Vorliegender Text
__________________________________________________
Die Krisenmanager bei Karstadt haben Fakten geschaffen: Sechs Häuser werden dicht gemacht, offenbar binnen Jahresfrist. Neben zwei klassischen Kaufhäusern werden auch zwei Schnäppchencenter geschlossen – und der junge Ableger K Town wird komplett eingestampft.
Es ist das Ende von Karstadts Versuch, jugendlicher zu wirken. Und das bezeichnende Aus einer gescheiterten Strategie. Denn Karstadt schließt in diesem ersten Schritt nur die ganz krassen Problemfälle. Die, bei denen der Konzern einfach aus den Mietverträgen kommt und für die es gar keine Hoffnung mehr gibt. Abgestorbene Extremitäten an einem kranken Körper.
__________________________________________________
Gegebene Angaben
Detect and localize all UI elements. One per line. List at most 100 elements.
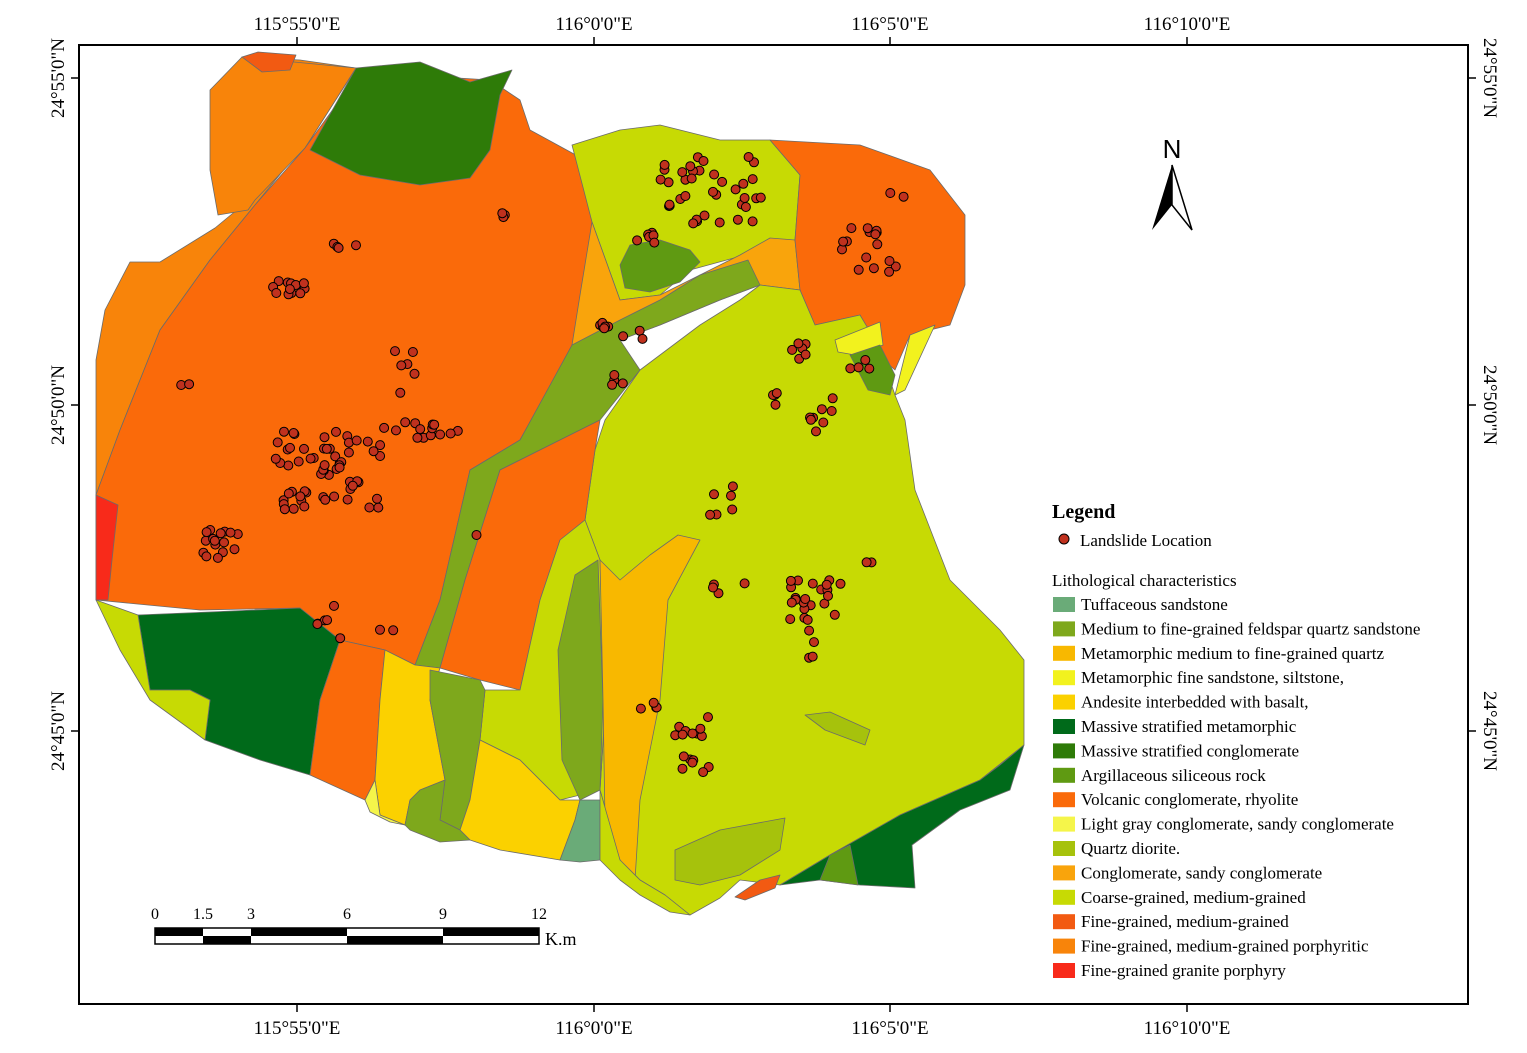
__________________________________________________
Aufgabe
Extrahiere den Text über die Schließungen bei Karstadt vollständig und wortgetreu. Die Auflistung stammt aus einer anderen Quelle.

Antwort
Die Krisenmanager bei Karstadt haben Fakten geschaffen: Sechs Häuser werden dicht gemacht, offenbar binnen Jahresfrist. Neben zwei klassischen Kaufhäusern werden auch zwei Schnäppchencenter geschlossen – und der junge Ableger K Town wird komplett eingestampft.
Es ist das Ende von Karstadts Versuch, jugendlicher zu wirken. Und das bezeichnende Aus einer gescheiterten Strategie. Denn Karstadt schließt in diesem ersten Schritt nur die ganz krassen Problemfälle. Die, bei denen der Konzern einfach aus den Mietverträgen kommt und für die es gar keine Hoffnung mehr gibt. Abgestorbene Extremitäten an einem kranken Körper.